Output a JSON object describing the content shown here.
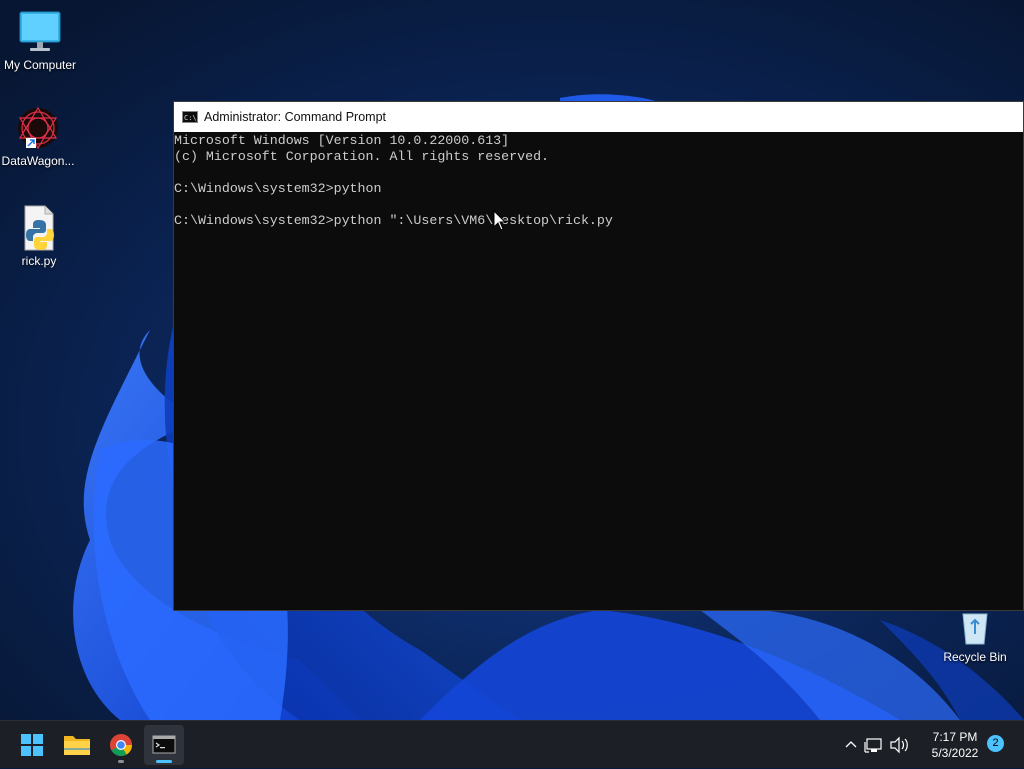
{
  "desktop": {
    "icons": [
      {
        "label": "My Computer",
        "icon": "monitor-icon"
      },
      {
        "label": "DataWagon...",
        "icon": "datawagon-app-icon"
      },
      {
        "label": "rick.py",
        "icon": "python-file-icon"
      },
      {
        "label": "Recycle Bin",
        "icon": "recycle-bin-icon"
      }
    ]
  },
  "cmd_window": {
    "title": "Administrator: Command Prompt",
    "icon_text": "C:\\_",
    "lines": [
      "Microsoft Windows [Version 10.0.22000.613]",
      "(c) Microsoft Corporation. All rights reserved.",
      "",
      "C:\\Windows\\system32>python",
      "",
      "C:\\Windows\\system32>python \":\\Users\\VM6\\Desktop\\rick.py"
    ]
  },
  "taskbar": {
    "apps": [
      {
        "name": "start",
        "icon": "windows-start-icon"
      },
      {
        "name": "file-explorer",
        "icon": "folder-icon"
      },
      {
        "name": "chrome",
        "icon": "chrome-icon"
      },
      {
        "name": "command-prompt",
        "icon": "terminal-icon",
        "active": true
      }
    ],
    "tray": {
      "time": "7:17 PM",
      "date": "5/3/2022",
      "notification_count": "2"
    }
  },
  "colors": {
    "accent": "#4cc2ff",
    "terminal_bg": "#0c0c0c",
    "terminal_fg": "#cccccc",
    "taskbar_bg": "#1c1f26"
  }
}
◇ ◇ ◇ ◇ ◇ ◇ ◇
Copy each line of the entries that includes the word "python".

        "icon": "python-file-icon"
      "C:\\Windows\\system32>python",
      "C:\\Windows\\system32>python \":\\Users\\VM6\\Desktop\\rick.py"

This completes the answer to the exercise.